Given entries »

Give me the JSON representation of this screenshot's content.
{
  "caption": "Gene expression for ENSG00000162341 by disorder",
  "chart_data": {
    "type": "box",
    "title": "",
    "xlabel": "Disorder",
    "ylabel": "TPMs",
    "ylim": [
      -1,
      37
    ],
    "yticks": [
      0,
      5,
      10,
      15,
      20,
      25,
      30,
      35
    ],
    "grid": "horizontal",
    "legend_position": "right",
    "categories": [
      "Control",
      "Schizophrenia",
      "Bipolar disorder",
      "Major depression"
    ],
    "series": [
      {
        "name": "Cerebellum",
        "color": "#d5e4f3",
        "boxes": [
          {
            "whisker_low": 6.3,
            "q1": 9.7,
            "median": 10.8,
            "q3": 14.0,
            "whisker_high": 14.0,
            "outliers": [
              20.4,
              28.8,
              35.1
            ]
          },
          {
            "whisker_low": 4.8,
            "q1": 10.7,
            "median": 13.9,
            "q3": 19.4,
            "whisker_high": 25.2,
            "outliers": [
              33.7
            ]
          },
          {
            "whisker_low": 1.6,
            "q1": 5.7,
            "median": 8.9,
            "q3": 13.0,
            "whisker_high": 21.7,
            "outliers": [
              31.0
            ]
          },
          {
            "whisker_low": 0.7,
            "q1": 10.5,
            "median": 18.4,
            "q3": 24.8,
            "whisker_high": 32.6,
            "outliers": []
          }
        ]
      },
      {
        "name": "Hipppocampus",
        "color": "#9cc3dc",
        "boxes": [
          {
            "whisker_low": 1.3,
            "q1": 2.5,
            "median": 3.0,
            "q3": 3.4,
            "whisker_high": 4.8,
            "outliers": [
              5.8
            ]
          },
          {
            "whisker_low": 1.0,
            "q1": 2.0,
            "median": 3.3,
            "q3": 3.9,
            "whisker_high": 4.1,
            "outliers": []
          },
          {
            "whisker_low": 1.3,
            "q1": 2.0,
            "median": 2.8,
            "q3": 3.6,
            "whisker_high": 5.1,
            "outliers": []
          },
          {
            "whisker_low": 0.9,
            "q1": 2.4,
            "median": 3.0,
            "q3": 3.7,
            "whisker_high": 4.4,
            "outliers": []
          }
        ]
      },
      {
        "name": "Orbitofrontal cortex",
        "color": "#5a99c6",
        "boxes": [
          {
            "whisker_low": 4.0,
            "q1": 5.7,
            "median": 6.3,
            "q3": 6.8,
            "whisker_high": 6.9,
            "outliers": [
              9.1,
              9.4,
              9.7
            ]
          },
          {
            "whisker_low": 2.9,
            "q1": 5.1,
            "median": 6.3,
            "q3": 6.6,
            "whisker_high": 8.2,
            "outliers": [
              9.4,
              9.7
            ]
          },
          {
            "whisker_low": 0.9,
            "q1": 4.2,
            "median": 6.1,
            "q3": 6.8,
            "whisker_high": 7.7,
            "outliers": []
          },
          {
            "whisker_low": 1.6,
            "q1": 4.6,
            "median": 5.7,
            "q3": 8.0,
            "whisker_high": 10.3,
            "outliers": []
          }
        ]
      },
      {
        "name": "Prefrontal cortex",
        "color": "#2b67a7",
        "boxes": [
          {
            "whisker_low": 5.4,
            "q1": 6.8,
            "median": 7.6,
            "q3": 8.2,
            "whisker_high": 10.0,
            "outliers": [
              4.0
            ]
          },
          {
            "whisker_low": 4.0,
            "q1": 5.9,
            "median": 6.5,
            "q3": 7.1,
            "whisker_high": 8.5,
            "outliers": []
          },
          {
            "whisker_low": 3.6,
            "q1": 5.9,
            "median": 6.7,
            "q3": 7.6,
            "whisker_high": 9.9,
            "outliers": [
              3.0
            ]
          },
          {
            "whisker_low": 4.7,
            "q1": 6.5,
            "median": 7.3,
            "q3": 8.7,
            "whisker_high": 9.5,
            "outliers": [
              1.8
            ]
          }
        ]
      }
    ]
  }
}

...

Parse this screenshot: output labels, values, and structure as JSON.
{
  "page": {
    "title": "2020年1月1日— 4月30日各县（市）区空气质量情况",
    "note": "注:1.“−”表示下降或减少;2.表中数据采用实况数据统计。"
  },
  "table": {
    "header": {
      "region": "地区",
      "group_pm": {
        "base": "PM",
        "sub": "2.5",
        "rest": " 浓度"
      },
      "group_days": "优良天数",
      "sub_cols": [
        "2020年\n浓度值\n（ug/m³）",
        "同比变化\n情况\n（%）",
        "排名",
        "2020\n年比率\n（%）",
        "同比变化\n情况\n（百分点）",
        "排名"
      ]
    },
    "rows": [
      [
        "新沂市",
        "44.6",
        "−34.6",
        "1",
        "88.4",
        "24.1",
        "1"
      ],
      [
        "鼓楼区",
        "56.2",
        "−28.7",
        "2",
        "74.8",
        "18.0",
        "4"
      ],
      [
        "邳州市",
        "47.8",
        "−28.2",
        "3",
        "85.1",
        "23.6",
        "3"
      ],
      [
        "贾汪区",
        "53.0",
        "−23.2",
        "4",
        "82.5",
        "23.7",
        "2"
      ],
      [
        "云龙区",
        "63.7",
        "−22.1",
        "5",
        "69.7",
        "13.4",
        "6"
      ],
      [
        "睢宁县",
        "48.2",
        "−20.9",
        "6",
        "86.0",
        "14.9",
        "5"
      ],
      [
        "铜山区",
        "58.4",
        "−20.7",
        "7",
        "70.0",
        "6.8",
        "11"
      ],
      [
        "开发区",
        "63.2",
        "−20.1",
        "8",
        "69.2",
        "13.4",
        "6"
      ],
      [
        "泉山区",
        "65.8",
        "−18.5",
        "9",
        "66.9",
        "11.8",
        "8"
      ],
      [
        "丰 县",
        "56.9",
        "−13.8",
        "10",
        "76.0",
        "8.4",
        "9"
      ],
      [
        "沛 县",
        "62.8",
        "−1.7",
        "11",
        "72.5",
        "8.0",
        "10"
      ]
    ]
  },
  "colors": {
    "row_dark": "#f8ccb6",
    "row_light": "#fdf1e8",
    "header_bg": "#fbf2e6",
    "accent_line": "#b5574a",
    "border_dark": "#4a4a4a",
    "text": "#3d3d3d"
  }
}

What to work on »
Search the data for "name". Copy every line that has it.

Task answer »
        "name": "Cerebellum",
        "name": "Hipppocampus",
        "name": "Orbitofrontal cortex",
        "name": "Prefrontal cortex",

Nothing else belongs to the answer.